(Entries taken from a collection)
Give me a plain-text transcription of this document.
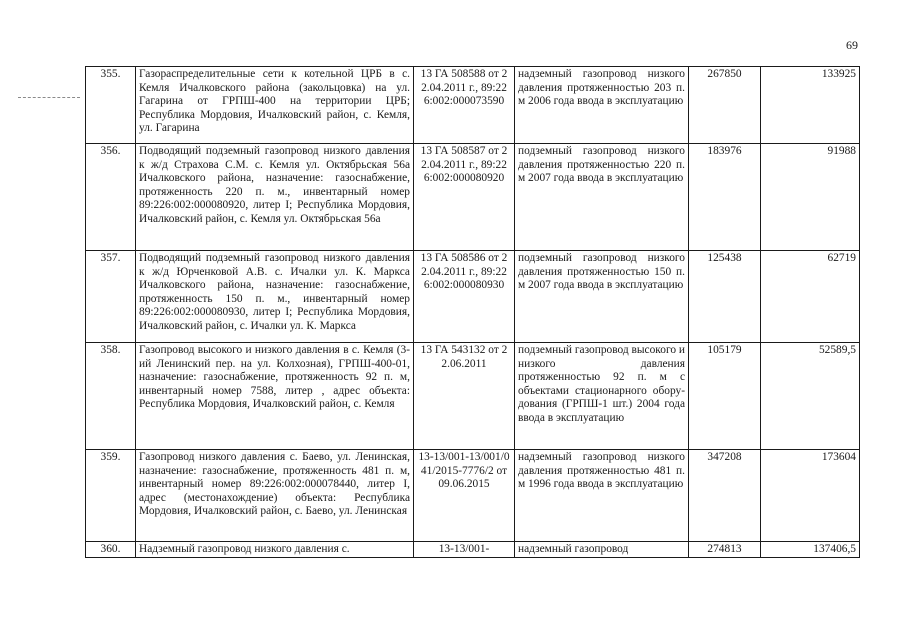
69
355.	Газораспределительные сети к котельной ЦРБ в с. Кемля Ичалковского района (закольцовка) на ул. Гагарина от ГРПШ-400 на территории ЦРБ; Республика Мордовия, Ичалковский район, с. Кемля, ул. Гагарина	13 ГА 508588 от 22.04.2011 г., 89:226:002:000073590	надземный газопровод низкого давления протяженностью 203 п. м 2006 года ввода в эксплуатацию	267850	133925
356.	Подводящий подземный газопровод низкого давления к ж/д Страхова С.М. с. Кемля ул. Октябрьская 56а Ичалковского района, назначение: газоснабжение, протяженность 220 п. м., инвентарный номер 89:226:002:000080920, литер I; Республика Мордовия, Ичалковский район, с. Кемля ул. Октябрьская 56а	13 ГА 508587 от 22.04.2011 г., 89:226:002:000080920	подземный газопровод низкого давления протяженностью 220 п. м 2007 года ввода в эксплуатацию	183976	91988
357.	Подводящий подземный газопровод низкого давления к ж/д Юрченковой А.В. с. Ичалки ул. К. Маркса Ичалковского района, назначение: газоснабжение, протяженность 150 п. м., инвентарный номер 89:226:002:000080930, литер I; Республика Мордовия, Ичалковский район, с. Ичалки ул. К. Маркса	13 ГА 508586 от 22.04.2011 г., 89:226:002:000080930	подземный газопровод низкого давления протяженностью 150 п. м 2007 года ввода в эксплуатацию	125438	62719
358.	Газопровод высокого и низкого давления в с. Кемля (3-ий Ленинский пер. на ул. Колхозная), ГРПШ-400-01, назначение: газоснабжение, протяженность 92 п. м, инвентарный номер 7588, литер , адрес объекта: Республика Мордовия, Ичалковский район, с. Кемля	13 ГА 543132 от 22.06.2011	подземный газопровод высокого и низкого давления протяженностью 92 п. м с объектами стационарного обору-дования (ГРПШ-1 шт.) 2004 года ввода в эксплуатацию	105179	52589,5
359.	Газопровод низкого давления с. Баево, ул. Ленинская, назначение: газоснабжение, протяженность 481 п. м, инвентарный номер 89:226:002:000078440, литер I, адрес (местонахождение) объекта: Республика Мордовия, Ичалковский район, с. Баево, ул. Ленинская	13-13/001-13/001/041/2015-7776/2 от 09.06.2015	надземный газопровод низкого давления протяженностью 481 п. м 1996 года ввода в эксплуатацию	347208	173604
360.	Надземный газопровод низкого давления с.	13-13/001-	надземный газопровод	274813	137406,5
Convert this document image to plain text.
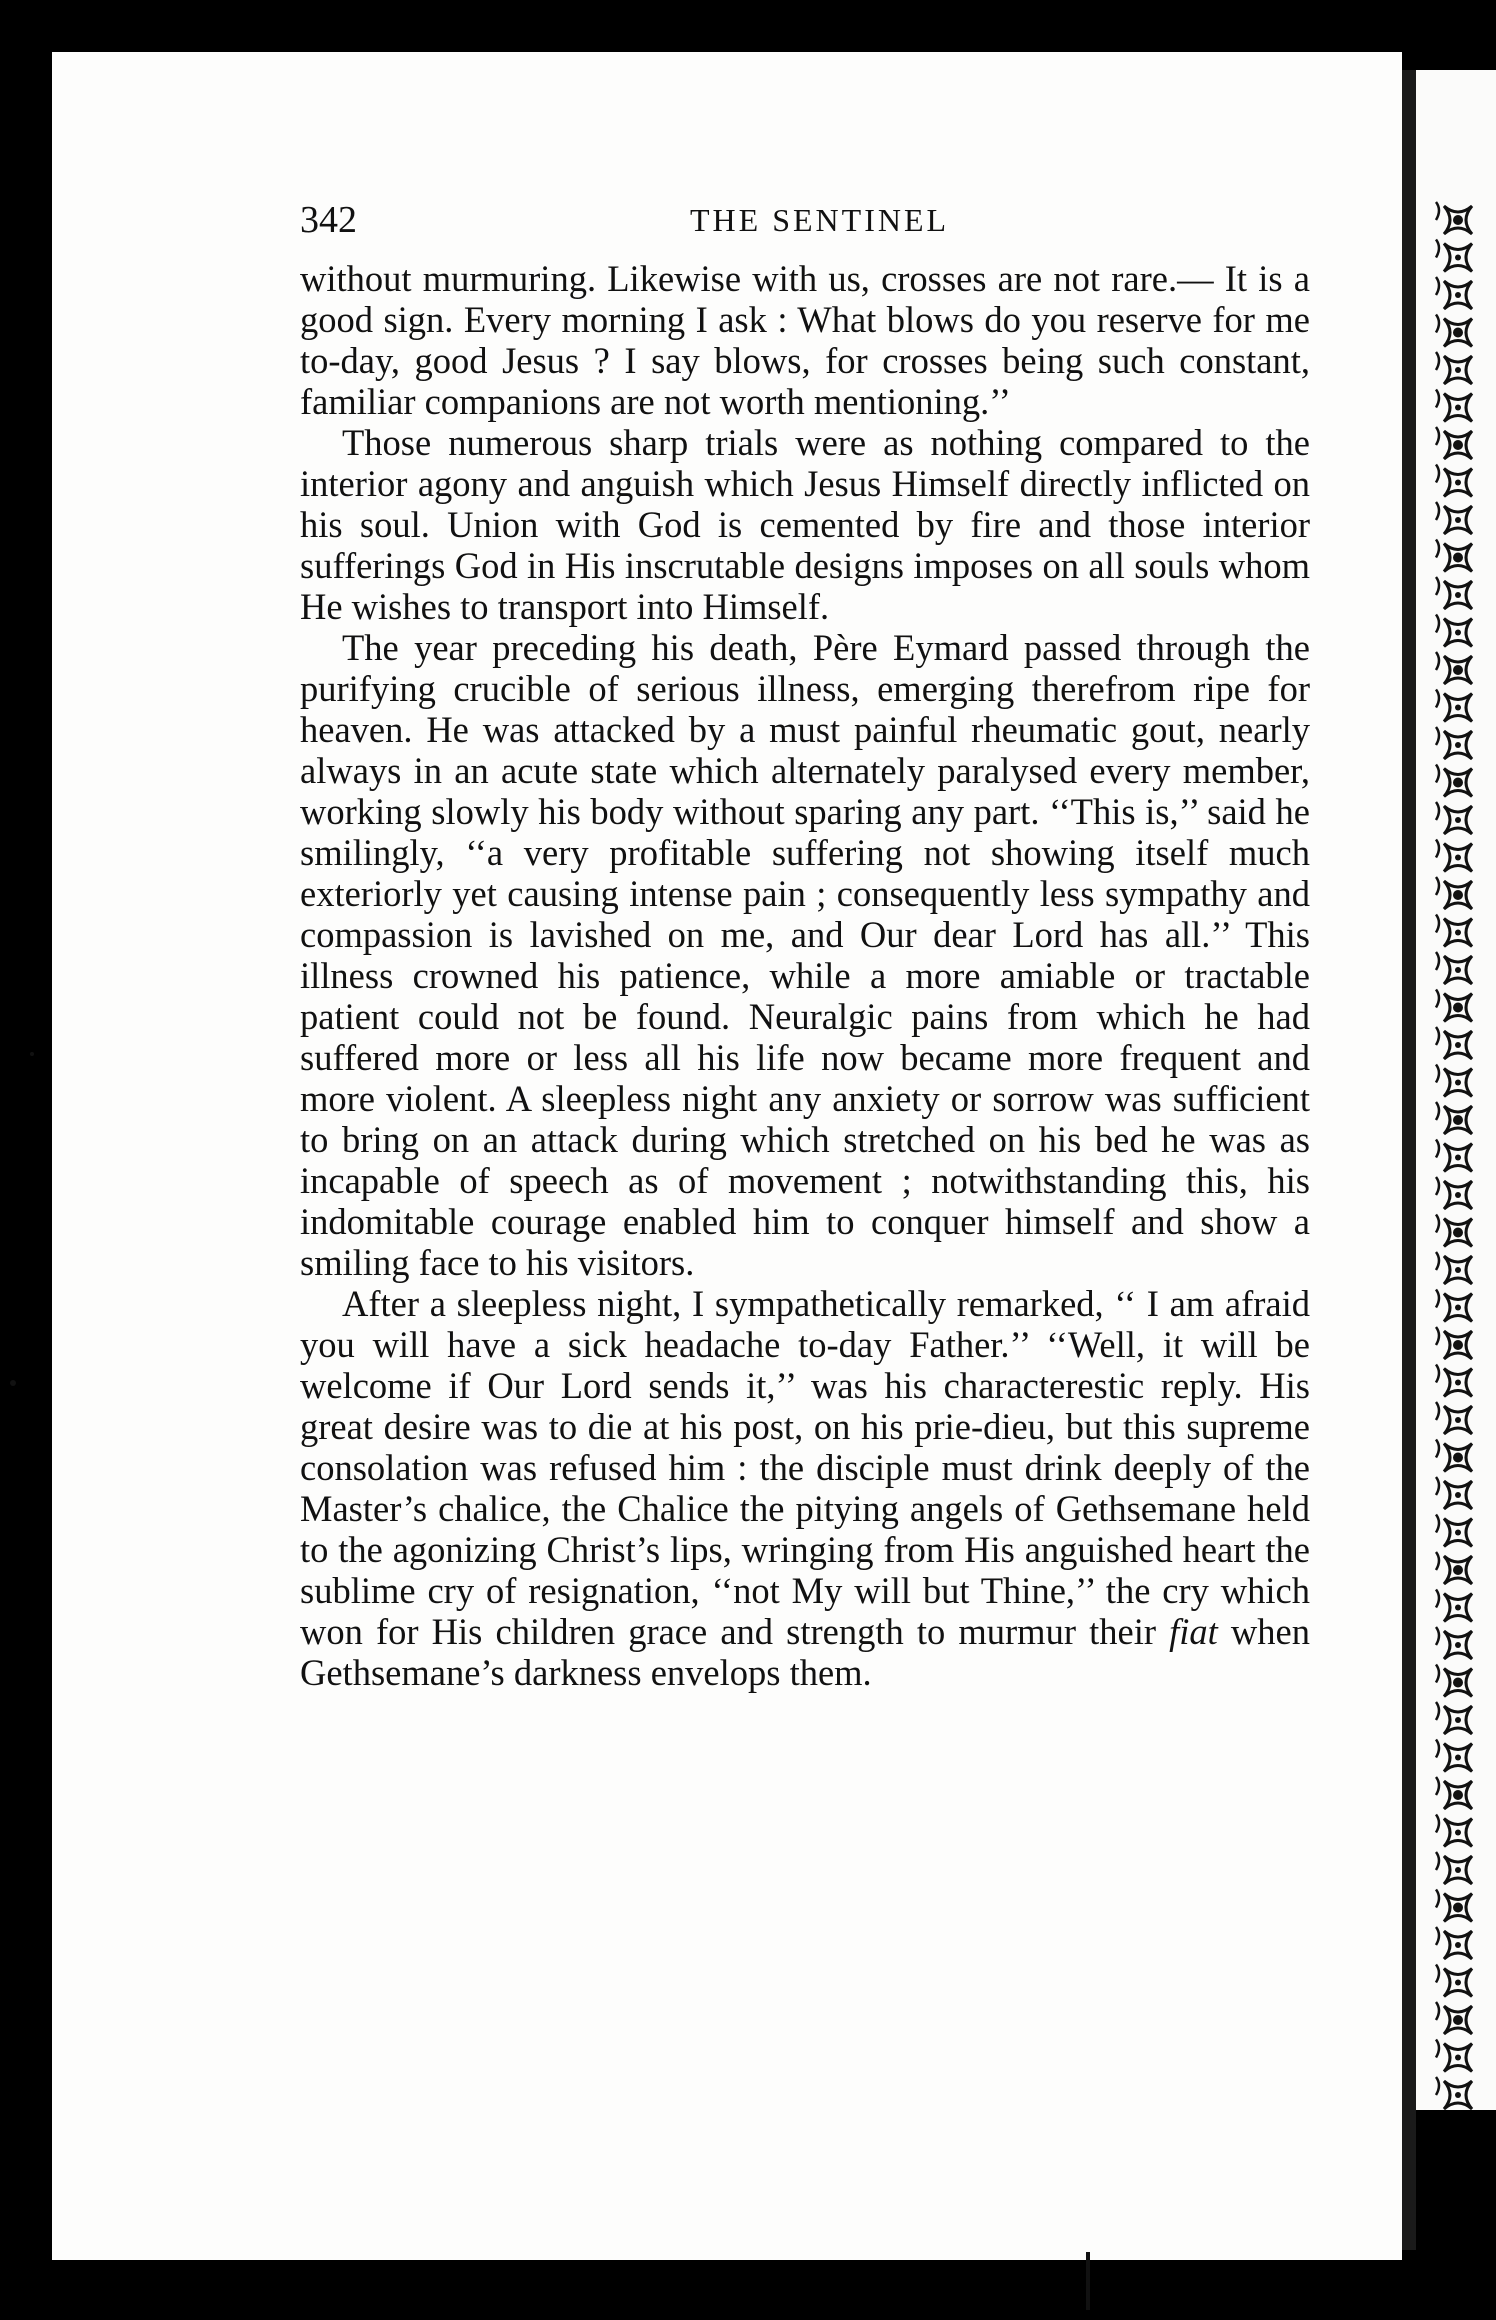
342	THE SENTINEL

without murmuring. Likewise with us, crosses are not rare.— It is a good sign. Every morning I ask : What blows do you reserve for me to-day, good Jesus ? I say blows, for crosses being such constant, familiar companions are not worth mentioning.’’

Those numerous sharp trials were as nothing compared to the interior agony and anguish which Jesus Himself directly inflicted on his soul. Union with God is cemented by fire and those interior sufferings God in His inscrutable designs imposes on all souls whom He wishes to transport into Himself.

The year preceding his death, Père Eymard passed through the purifying crucible of serious illness, emerging therefrom ripe for heaven. He was attacked by a must painful rheumatic gout, nearly always in an acute state which alternately paralysed every member, working slowly his body without sparing any part. ‘‘This is,’’ said he smilingly, ‘‘a very profitable suffering not showing itself much exteriorly yet causing intense pain ; consequently less sympathy and compassion is lavished on me, and Our dear Lord has all.’’ This illness crowned his patience, while a more amiable or tractable patient could not be found. Neuralgic pains from which he had suffered more or less all his life now became more frequent and more violent. A sleepless night any anxiety or sorrow was sufficient to bring on an attack during which stretched on his bed he was as incapable of speech as of movement ; notwithstanding this, his indomitable courage enabled him to conquer himself and show a smiling face to his visitors.

After a sleepless night, I sympathetically remarked, ‘‘ I am afraid you will have a sick headache to-day Father.’’ ‘‘Well, it will be welcome if Our Lord sends it,’’ was his characterestic reply. His great desire was to die at his post, on his prie-dieu, but this supreme consolation was refused him : the disciple must drink deeply of the Master’s chalice, the Chalice the pitying angels of Gethsemane held to the agonizing Christ’s lips, wringing from His anguished heart the sublime cry of resignation, ‘‘not My will but Thine,’’ the cry which won for His children grace and strength to murmur their fiat when Gethsemane’s darkness envelops them.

__Aim of the exercise__:
Reproduce every record word for word. The copy must contain no pictures.

__Full solution__:
Give me a plain-text transcription of this document.
69
355.	Газораспределительные сети к котельной ЦРБ в с. Кемля Ичалковского района (закольцовка) на ул. Гагарина от ГРПШ-400 на территории ЦРБ; Республика Мордовия, Ичалковский район, с. Кемля, ул. Гагарина	13 ГА 508588 от 22.04.2011 г., 89:226:002:000073590	надземный газопровод низкого давления протяженностью 203 п. м 2006 года ввода в эксплуатацию	267850	133925
356.	Подводящий подземный газопровод низкого давления к ж/д Страхова С.М. с. Кемля ул. Октябрьская 56а Ичалковского района, назначение: газоснабжение, протяженность 220 п. м., инвентарный номер 89:226:002:000080920, литер I; Республика Мордовия, Ичалковский район, с. Кемля ул. Октябрьская 56а	13 ГА 508587 от 22.04.2011 г., 89:226:002:000080920	подземный газопровод низкого давления протяженностью 220 п. м 2007 года ввода в эксплуатацию	183976	91988
357.	Подводящий подземный газопровод низкого давления к ж/д Юрченковой А.В. с. Ичалки ул. К. Маркса Ичалковского района, назначение: газоснабжение, протяженность 150 п. м., инвентарный номер 89:226:002:000080930, литер I; Республика Мордовия, Ичалковский район, с. Ичалки ул. К. Маркса	13 ГА 508586 от 22.04.2011 г., 89:226:002:000080930	подземный газопровод низкого давления протяженностью 150 п. м 2007 года ввода в эксплуатацию	125438	62719
358.	Газопровод высокого и низкого давления в с. Кемля (3-ий Ленинский пер. на ул. Колхозная), ГРПШ-400-01, назначение: газоснабжение, протяженность 92 п. м, инвентарный номер 7588, литер , адрес объекта: Республика Мордовия, Ичалковский район, с. Кемля	13 ГА 543132 от 22.06.2011	подземный газопровод высокого и низкого давления протяженностью 92 п. м с объектами стационарного обору-дования (ГРПШ-1 шт.) 2004 года ввода в эксплуатацию	105179	52589,5
359.	Газопровод низкого давления с. Баево, ул. Ленинская, назначение: газоснабжение, протяженность 481 п. м, инвентарный номер 89:226:002:000078440, литер I, адрес (местонахождение) объекта: Республика Мордовия, Ичалковский район, с. Баево, ул. Ленинская	13-13/001-13/001/041/2015-7776/2 от 09.06.2015	надземный газопровод низкого давления протяженностью 481 п. м 1996 года ввода в эксплуатацию	347208	173604
360.	Надземный газопровод низкого давления с.	13-13/001-	надземный газопровод	274813	137406,5
Convert this document image to plain text.
342	THE SENTINEL

without murmuring. Likewise with us, crosses are not rare.— It is a good sign. Every morning I ask : What blows do you reserve for me to-day, good Jesus ? I say blows, for crosses being such constant, familiar companions are not worth mentioning.’’

Those numerous sharp trials were as nothing compared to the interior agony and anguish which Jesus Himself directly inflicted on his soul. Union with God is cemented by fire and those interior sufferings God in His inscrutable designs imposes on all souls whom He wishes to transport into Himself.

The year preceding his death, Père Eymard passed through the purifying crucible of serious illness, emerging therefrom ripe for heaven. He was attacked by a must painful rheumatic gout, nearly always in an acute state which alternately paralysed every member, working slowly his body without sparing any part. ‘‘This is,’’ said he smilingly, ‘‘a very profitable suffering not showing itself much exteriorly yet causing intense pain ; consequently less sympathy and compassion is lavished on me, and Our dear Lord has all.’’ This illness crowned his patience, while a more amiable or tractable patient could not be found. Neuralgic pains from which he had suffered more or less all his life now became more frequent and more violent. A sleepless night any anxiety or sorrow was sufficient to bring on an attack during which stretched on his bed he was as incapable of speech as of movement ; notwithstanding this, his indomitable courage enabled him to conquer himself and show a smiling face to his visitors.

After a sleepless night, I sympathetically remarked, ‘‘ I am afraid you will have a sick headache to-day Father.’’ ‘‘Well, it will be welcome if Our Lord sends it,’’ was his characterestic reply. His great desire was to die at his post, on his prie-dieu, but this supreme consolation was refused him : the disciple must drink deeply of the Master’s chalice, the Chalice the pitying angels of Gethsemane held to the agonizing Christ’s lips, wringing from His anguished heart the sublime cry of resignation, ‘‘not My will but Thine,’’ the cry which won for His children grace and strength to murmur their fiat when Gethsemane’s darkness envelops them.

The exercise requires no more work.